### Required work
Find all lines in the records that include the word "image", and copy them out.
--- Start of Material supplied ---
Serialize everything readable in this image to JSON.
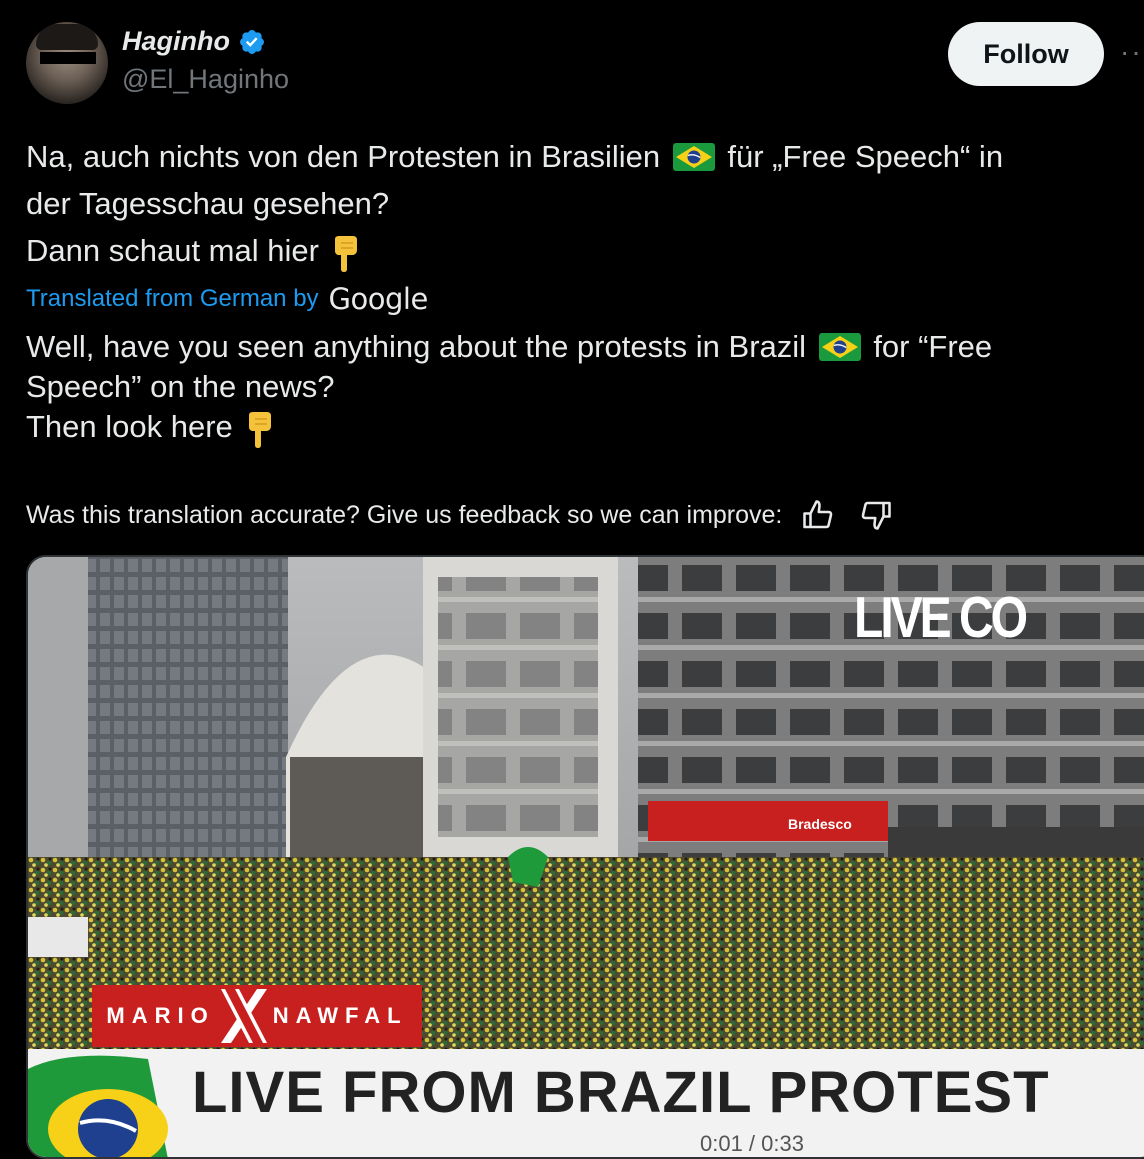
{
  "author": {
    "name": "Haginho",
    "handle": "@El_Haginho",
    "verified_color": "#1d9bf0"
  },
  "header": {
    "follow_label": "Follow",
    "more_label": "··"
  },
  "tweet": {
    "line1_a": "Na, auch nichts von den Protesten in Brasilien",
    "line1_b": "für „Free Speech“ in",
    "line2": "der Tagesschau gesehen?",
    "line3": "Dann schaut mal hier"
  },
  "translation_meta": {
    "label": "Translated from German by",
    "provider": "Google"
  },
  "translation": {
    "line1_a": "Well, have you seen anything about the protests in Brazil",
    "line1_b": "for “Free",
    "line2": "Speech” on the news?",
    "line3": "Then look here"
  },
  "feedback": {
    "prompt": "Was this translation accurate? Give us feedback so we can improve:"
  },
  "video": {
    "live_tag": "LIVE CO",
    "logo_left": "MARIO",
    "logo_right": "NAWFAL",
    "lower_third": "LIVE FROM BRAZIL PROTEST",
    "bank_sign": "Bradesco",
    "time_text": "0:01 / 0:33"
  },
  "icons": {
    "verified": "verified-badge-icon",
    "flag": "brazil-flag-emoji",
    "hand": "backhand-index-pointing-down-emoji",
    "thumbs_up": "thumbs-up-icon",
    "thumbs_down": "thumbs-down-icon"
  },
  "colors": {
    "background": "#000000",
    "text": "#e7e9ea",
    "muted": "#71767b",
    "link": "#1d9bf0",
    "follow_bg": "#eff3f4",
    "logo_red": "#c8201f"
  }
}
--- End of Material supplied ---
--- Start of Material supplied ---
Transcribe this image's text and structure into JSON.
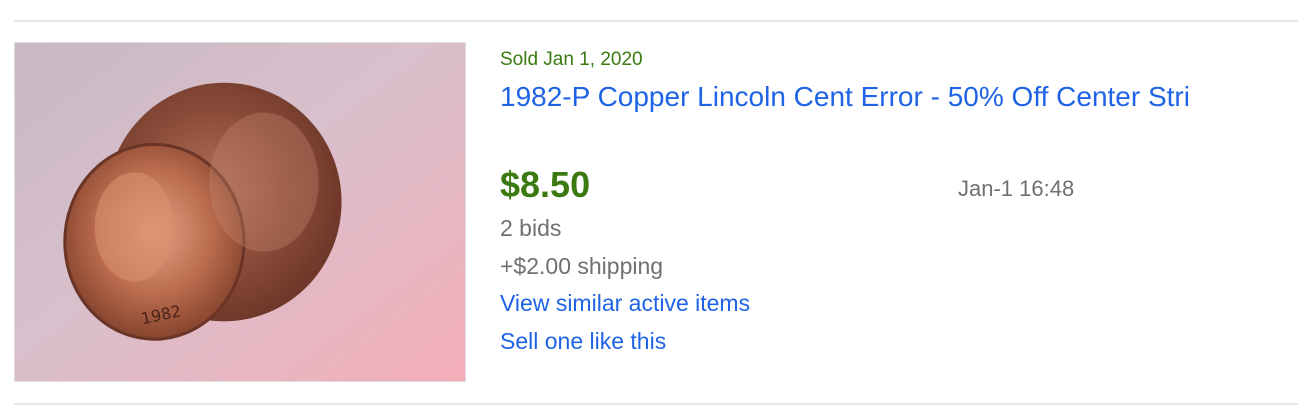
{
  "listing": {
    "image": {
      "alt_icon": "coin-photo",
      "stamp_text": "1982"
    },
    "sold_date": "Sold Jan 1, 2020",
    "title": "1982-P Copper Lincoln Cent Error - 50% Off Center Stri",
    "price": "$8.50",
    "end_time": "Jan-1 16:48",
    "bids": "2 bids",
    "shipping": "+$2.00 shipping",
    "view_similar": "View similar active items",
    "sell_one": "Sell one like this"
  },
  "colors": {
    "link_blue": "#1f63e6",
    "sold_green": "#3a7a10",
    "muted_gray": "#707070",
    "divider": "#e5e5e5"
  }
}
--- End of Material supplied ---
--- Start of Material supplied ---
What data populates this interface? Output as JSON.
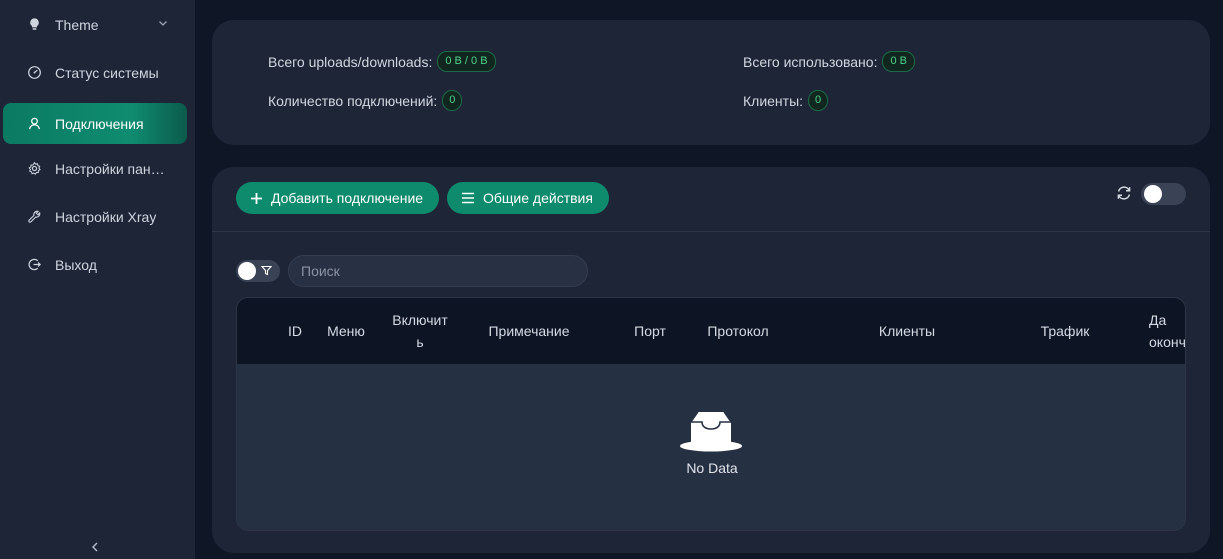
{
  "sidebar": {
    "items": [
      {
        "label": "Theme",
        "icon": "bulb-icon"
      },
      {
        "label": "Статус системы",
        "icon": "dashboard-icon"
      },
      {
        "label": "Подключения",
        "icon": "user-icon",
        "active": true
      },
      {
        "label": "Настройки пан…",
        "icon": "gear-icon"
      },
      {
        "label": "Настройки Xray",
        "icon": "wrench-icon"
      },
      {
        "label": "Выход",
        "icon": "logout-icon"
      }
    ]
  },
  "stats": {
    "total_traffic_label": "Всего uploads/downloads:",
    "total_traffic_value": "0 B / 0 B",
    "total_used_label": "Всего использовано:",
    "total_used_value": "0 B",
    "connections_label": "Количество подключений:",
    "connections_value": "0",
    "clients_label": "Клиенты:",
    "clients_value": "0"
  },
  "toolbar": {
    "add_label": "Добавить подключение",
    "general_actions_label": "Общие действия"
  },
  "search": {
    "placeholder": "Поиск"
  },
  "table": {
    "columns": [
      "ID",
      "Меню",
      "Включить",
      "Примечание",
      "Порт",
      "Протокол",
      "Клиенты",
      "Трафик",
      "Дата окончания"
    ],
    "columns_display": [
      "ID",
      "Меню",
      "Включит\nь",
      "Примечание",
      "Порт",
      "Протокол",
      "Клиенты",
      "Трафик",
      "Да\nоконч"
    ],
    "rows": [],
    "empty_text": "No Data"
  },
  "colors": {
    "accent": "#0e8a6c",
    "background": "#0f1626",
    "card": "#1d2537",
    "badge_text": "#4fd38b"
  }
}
--- End of Material supplied ---
### Solved problem
Serialize everything readable in this image to JSON.
Transcribe this image's text and structure into JSON.
    "image": {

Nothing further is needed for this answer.